• **YOUR INSTRUCTIONS**
Extract the text of all the entries below word for word, and omit the pictures from your answer.

━━━━━━

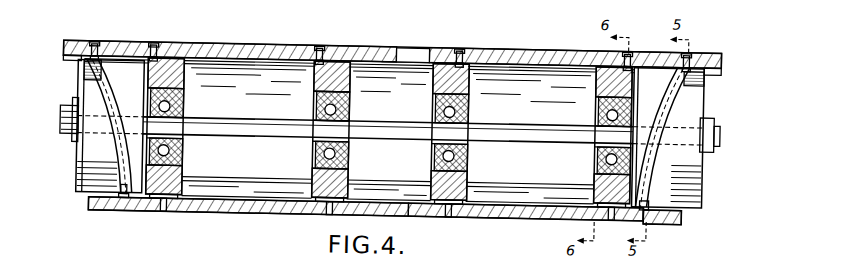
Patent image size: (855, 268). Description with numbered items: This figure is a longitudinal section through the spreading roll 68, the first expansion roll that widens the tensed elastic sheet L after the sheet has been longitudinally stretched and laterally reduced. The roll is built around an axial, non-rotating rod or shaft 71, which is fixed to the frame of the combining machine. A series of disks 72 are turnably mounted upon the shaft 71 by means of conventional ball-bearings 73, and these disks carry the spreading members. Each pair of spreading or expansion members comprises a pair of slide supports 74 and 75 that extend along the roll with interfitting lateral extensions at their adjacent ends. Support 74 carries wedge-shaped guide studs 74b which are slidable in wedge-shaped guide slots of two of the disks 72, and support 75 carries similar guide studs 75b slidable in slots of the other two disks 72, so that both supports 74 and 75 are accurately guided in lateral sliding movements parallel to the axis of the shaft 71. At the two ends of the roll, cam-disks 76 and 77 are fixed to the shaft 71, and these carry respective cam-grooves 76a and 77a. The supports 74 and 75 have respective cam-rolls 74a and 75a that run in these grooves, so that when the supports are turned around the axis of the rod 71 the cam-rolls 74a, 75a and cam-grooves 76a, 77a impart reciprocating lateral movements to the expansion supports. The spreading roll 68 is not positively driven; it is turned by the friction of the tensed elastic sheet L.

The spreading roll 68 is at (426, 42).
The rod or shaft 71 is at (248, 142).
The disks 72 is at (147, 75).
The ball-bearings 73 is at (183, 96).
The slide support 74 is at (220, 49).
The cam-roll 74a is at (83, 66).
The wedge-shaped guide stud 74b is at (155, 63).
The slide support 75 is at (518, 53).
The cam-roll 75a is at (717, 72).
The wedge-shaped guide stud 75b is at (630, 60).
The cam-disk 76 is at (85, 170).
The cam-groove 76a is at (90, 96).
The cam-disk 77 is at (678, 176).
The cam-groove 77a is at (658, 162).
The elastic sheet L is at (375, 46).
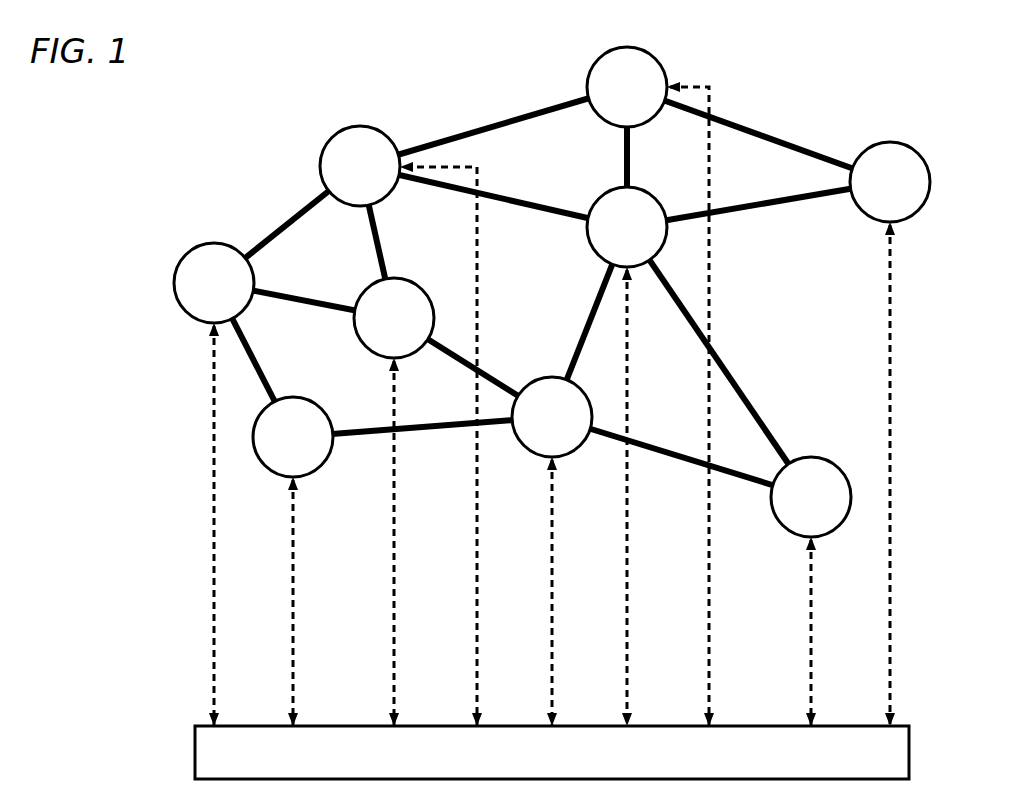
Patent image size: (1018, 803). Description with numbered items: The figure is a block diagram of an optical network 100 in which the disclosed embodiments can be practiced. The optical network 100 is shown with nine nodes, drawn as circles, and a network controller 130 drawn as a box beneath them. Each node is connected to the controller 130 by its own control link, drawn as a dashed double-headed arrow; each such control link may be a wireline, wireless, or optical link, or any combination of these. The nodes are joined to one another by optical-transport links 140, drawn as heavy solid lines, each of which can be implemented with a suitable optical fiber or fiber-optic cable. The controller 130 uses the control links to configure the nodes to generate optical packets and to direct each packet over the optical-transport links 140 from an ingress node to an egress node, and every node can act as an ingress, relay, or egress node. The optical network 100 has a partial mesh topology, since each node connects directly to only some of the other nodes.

━━━━━━

• **EXPECTED ANSWER**
Patent image size: (855, 268). Description with numbered items: This figure is a longitudinal section through the spreading roll 68, the first expansion roll that widens the tensed elastic sheet L after the sheet has been longitudinally stretched and laterally reduced. The roll is built around an axial, non-rotating rod or shaft 71, which is fixed to the frame of the combining machine. A series of disks 72 are turnably mounted upon the shaft 71 by means of conventional ball-bearings 73, and these disks carry the spreading members. Each pair of spreading or expansion members comprises a pair of slide supports 74 and 75 that extend along the roll with interfitting lateral extensions at their adjacent ends. Support 74 carries wedge-shaped guide studs 74b which are slidable in wedge-shaped guide slots of two of the disks 72, and support 75 carries similar guide studs 75b slidable in slots of the other two disks 72, so that both supports 74 and 75 are accurately guided in lateral sliding movements parallel to the axis of the shaft 71. At the two ends of the roll, cam-disks 76 and 77 are fixed to the shaft 71, and these carry respective cam-grooves 76a and 77a. The supports 74 and 75 have respective cam-rolls 74a and 75a that run in these grooves, so that when the supports are turned around the axis of the rod 71 the cam-rolls 74a, 75a and cam-grooves 76a, 77a impart reciprocating lateral movements to the expansion supports. The spreading roll 68 is not positively driven; it is turned by the friction of the tensed elastic sheet L.

The spreading roll 68 is at (426, 42).
The rod or shaft 71 is at (248, 142).
The disks 72 is at (147, 75).
The ball-bearings 73 is at (183, 96).
The slide support 74 is at (220, 49).
The cam-roll 74a is at (83, 66).
The wedge-shaped guide stud 74b is at (155, 63).
The slide support 75 is at (518, 53).
The cam-roll 75a is at (717, 72).
The wedge-shaped guide stud 75b is at (630, 60).
The cam-disk 76 is at (85, 170).
The cam-groove 76a is at (90, 96).
The cam-disk 77 is at (678, 176).
The cam-groove 77a is at (658, 162).
The elastic sheet L is at (375, 46).
Patent image size: (1018, 803). Description with numbered items: The figure is a block diagram of an optical network 100 in which the disclosed embodiments can be practiced. The optical network 100 is shown with nine nodes, drawn as circles, and a network controller 130 drawn as a box beneath them. Each node is connected to the controller 130 by its own control link, drawn as a dashed double-headed arrow; each such control link may be a wireline, wireless, or optical link, or any combination of these. The nodes are joined to one another by optical-transport links 140, drawn as heavy solid lines, each of which can be implemented with a suitable optical fiber or fiber-optic cable. The controller 130 uses the control links to configure the nodes to generate optical packets and to direct each packet over the optical-transport links 140 from an ingress node to an egress node, and every node can act as an ingress, relay, or egress node. The optical network 100 has a partial mesh topology, since each node connects directly to only some of the other nodes.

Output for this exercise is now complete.